Task: Write out all records as given; omit images.
BEGIN Data section
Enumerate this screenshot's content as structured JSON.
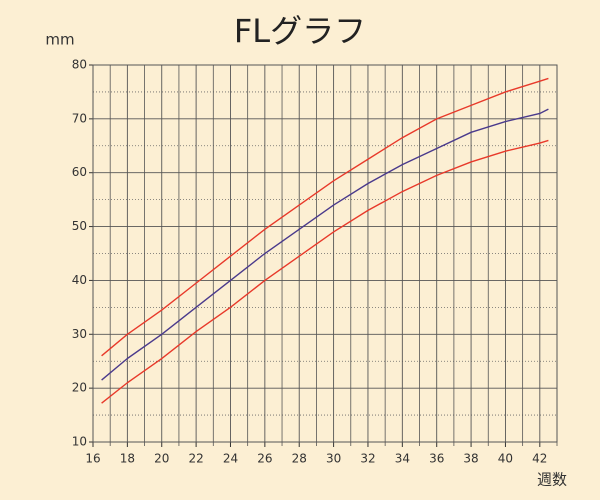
{
  "chart_data": {
    "type": "line",
    "title": "FLグラフ",
    "y_label": "mm",
    "x_label": "週数",
    "x": [
      16.5,
      18,
      20,
      22,
      24,
      26,
      28,
      30,
      32,
      34,
      36,
      38,
      40,
      42,
      42.5
    ],
    "series": [
      {
        "color": "#e8392a",
        "values": [
          26,
          30,
          34.5,
          39.5,
          44.5,
          49.5,
          54,
          58.5,
          62.5,
          66.5,
          70,
          72.5,
          75,
          77,
          77.5
        ]
      },
      {
        "color": "#4a3a8c",
        "values": [
          21.5,
          25.5,
          30,
          35,
          40,
          45,
          49.5,
          54,
          58,
          61.5,
          64.5,
          67.5,
          69.5,
          71,
          71.8
        ]
      },
      {
        "color": "#e8392a",
        "values": [
          17.2,
          21,
          25.5,
          30.5,
          35,
          40,
          44.5,
          49,
          53,
          56.5,
          59.5,
          62,
          64,
          65.5,
          66
        ]
      }
    ],
    "xlim": [
      16,
      43
    ],
    "ylim": [
      10,
      80
    ],
    "xticks": [
      16,
      18,
      20,
      22,
      24,
      26,
      28,
      30,
      32,
      34,
      36,
      38,
      40,
      42
    ],
    "yticks": [
      10,
      20,
      30,
      40,
      50,
      60,
      70,
      80
    ],
    "xminor": [
      17,
      19,
      21,
      23,
      25,
      27,
      29,
      31,
      33,
      35,
      37,
      39,
      41,
      43
    ],
    "yminor": [
      15,
      25,
      35,
      45,
      55,
      65,
      75
    ],
    "grid": true
  }
}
END Data section
Exercise solution:
Enumerate this screenshot's content as structured JSON.
{
  "chart_data": {
    "type": "line",
    "title": "FLグラフ",
    "y_label": "mm",
    "x_label": "週数",
    "x": [
      16.5,
      18,
      20,
      22,
      24,
      26,
      28,
      30,
      32,
      34,
      36,
      38,
      40,
      42,
      42.5
    ],
    "series": [
      {
        "color": "#e8392a",
        "values": [
          26,
          30,
          34.5,
          39.5,
          44.5,
          49.5,
          54,
          58.5,
          62.5,
          66.5,
          70,
          72.5,
          75,
          77,
          77.5
        ]
      },
      {
        "color": "#4a3a8c",
        "values": [
          21.5,
          25.5,
          30,
          35,
          40,
          45,
          49.5,
          54,
          58,
          61.5,
          64.5,
          67.5,
          69.5,
          71,
          71.8
        ]
      },
      {
        "color": "#e8392a",
        "values": [
          17.2,
          21,
          25.5,
          30.5,
          35,
          40,
          44.5,
          49,
          53,
          56.5,
          59.5,
          62,
          64,
          65.5,
          66
        ]
      }
    ],
    "xlim": [
      16,
      43
    ],
    "ylim": [
      10,
      80
    ],
    "xticks": [
      16,
      18,
      20,
      22,
      24,
      26,
      28,
      30,
      32,
      34,
      36,
      38,
      40,
      42
    ],
    "yticks": [
      10,
      20,
      30,
      40,
      50,
      60,
      70,
      80
    ],
    "xminor": [
      17,
      19,
      21,
      23,
      25,
      27,
      29,
      31,
      33,
      35,
      37,
      39,
      41,
      43
    ],
    "yminor": [
      15,
      25,
      35,
      45,
      55,
      65,
      75
    ],
    "grid": true
  }
}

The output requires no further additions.